[Start]
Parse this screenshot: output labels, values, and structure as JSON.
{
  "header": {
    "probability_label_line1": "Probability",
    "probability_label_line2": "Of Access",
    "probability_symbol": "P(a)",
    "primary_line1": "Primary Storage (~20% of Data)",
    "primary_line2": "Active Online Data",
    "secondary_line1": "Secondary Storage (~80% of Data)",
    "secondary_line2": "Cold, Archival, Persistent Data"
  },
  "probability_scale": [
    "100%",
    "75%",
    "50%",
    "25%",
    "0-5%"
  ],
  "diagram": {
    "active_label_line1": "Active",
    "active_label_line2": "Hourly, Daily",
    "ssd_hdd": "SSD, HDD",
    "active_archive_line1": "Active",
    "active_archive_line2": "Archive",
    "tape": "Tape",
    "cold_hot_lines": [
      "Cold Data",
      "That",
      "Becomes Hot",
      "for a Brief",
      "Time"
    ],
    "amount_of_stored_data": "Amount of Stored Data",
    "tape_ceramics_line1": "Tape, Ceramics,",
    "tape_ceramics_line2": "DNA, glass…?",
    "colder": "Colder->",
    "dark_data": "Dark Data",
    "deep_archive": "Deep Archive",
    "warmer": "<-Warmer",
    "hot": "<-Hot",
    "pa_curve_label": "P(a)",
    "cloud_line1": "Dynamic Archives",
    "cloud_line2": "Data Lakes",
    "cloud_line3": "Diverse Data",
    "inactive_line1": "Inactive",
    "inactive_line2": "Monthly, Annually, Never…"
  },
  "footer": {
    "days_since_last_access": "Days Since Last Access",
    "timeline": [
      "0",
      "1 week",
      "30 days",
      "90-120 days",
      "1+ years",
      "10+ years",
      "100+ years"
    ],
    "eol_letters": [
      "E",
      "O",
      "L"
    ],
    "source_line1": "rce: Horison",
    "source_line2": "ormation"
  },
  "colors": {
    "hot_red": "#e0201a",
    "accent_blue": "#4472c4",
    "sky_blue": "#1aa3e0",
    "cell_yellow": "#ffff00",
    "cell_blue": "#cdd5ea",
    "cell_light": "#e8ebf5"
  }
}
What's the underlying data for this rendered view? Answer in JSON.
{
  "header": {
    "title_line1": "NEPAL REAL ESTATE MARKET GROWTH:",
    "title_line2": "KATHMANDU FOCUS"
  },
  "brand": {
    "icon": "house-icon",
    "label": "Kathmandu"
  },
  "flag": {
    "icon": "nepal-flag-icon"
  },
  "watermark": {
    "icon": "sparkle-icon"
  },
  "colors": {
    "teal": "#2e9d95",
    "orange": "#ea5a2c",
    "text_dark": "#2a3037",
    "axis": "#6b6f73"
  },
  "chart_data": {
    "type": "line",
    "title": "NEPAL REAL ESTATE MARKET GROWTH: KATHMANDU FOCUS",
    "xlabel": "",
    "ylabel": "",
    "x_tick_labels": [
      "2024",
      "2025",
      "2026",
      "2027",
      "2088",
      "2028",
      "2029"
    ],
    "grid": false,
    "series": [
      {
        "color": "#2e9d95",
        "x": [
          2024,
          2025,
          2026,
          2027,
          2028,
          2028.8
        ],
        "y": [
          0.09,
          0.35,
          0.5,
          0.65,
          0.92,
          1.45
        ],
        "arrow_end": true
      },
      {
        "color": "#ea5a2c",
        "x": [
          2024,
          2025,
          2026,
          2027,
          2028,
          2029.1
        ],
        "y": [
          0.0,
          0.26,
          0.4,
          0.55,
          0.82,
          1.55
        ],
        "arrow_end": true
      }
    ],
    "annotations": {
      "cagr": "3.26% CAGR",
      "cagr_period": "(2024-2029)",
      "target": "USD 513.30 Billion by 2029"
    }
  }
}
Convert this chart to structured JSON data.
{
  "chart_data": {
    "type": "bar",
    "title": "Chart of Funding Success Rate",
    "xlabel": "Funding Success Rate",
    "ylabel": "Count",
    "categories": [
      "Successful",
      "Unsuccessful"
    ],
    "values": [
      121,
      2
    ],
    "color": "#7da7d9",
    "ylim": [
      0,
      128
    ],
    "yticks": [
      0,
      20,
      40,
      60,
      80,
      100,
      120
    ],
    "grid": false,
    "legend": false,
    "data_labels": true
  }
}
[End]
REQUIRED TASK
Your answer should be a single number: the count of lines containing the word "Funding".

THE OUTPUT
2